# Requirement
Identify each line in the records below that contains the word "JSON", and copy it.

++++ Source data

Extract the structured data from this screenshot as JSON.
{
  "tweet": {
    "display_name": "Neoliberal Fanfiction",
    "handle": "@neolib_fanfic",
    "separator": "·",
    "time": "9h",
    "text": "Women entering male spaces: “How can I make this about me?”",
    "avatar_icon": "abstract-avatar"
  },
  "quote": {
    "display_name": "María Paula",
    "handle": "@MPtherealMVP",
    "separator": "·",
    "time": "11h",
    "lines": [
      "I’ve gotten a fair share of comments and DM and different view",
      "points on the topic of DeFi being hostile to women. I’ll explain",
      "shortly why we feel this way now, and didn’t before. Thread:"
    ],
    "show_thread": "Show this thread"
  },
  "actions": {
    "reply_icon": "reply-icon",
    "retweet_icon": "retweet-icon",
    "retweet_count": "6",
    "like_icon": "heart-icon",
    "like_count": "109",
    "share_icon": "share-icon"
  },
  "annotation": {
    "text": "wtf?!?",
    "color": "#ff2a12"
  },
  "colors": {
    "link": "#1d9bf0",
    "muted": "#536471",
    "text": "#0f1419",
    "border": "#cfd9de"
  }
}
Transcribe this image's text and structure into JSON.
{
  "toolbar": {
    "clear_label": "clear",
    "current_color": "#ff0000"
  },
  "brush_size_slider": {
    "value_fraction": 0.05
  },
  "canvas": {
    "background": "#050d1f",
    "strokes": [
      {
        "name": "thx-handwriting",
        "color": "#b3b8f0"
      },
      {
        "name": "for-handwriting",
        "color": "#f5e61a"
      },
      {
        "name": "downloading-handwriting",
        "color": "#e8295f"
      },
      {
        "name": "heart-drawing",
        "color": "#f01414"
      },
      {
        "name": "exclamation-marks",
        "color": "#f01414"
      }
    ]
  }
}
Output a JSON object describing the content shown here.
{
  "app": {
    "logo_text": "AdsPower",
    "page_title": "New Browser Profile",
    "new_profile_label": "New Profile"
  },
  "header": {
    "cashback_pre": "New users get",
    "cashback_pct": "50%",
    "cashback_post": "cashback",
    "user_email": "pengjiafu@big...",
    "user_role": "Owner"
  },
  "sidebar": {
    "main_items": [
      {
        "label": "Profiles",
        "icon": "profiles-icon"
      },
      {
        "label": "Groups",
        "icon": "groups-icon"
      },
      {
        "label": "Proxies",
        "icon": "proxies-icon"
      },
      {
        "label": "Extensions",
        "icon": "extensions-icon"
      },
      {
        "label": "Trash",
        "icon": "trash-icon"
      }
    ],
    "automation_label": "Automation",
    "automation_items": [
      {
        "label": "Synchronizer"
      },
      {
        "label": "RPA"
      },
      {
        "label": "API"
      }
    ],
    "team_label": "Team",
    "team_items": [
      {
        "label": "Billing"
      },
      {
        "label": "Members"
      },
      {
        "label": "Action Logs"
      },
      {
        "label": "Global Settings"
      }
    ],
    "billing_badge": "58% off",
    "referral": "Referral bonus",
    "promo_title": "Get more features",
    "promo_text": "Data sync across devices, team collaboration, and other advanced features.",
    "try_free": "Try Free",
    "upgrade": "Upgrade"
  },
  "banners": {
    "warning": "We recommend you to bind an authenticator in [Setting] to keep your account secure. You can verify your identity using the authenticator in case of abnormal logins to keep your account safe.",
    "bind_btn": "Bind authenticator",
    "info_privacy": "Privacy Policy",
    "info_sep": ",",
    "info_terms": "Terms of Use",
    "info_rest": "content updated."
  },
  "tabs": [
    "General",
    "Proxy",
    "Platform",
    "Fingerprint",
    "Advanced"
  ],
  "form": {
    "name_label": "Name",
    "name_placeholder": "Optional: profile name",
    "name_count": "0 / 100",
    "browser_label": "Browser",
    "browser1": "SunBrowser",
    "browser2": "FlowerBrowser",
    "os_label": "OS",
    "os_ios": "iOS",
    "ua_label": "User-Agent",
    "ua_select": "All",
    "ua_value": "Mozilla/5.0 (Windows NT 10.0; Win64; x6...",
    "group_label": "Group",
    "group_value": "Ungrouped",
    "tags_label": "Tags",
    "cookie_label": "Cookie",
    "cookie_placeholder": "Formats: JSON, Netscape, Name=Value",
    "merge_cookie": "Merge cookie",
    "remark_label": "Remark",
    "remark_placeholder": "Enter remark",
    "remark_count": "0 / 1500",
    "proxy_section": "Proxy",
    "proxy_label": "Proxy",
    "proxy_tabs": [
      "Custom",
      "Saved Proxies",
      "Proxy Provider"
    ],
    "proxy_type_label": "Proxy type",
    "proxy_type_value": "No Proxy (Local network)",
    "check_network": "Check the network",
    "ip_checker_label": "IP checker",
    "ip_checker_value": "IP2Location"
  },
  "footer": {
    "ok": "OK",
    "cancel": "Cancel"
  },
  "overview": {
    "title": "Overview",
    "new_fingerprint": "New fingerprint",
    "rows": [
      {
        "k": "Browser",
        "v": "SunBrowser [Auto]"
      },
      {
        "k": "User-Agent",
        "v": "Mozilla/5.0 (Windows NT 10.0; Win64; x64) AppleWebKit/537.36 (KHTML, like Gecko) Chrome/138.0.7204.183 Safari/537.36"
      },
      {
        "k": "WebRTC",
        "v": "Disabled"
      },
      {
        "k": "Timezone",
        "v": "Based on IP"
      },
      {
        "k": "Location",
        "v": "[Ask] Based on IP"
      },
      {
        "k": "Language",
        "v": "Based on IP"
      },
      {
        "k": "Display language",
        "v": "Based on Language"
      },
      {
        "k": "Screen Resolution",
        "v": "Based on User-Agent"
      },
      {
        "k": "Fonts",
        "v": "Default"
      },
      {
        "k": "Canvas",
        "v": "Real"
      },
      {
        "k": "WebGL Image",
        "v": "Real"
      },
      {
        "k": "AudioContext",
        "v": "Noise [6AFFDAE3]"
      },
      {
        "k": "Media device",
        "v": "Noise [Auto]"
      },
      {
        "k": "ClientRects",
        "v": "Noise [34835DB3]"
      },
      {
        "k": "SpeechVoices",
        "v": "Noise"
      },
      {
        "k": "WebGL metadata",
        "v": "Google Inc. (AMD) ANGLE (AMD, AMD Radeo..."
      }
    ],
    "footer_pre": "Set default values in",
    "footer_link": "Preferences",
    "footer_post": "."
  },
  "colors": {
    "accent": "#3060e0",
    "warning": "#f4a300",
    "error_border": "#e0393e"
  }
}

++++++++

# Solution to the exercise
Extract the structured data from this screenshot as JSON.
Transcribe this image's text and structure into JSON.
Output a JSON object describing the content shown here.
    "cookie_placeholder": "Formats: JSON, Netscape, Name=Value",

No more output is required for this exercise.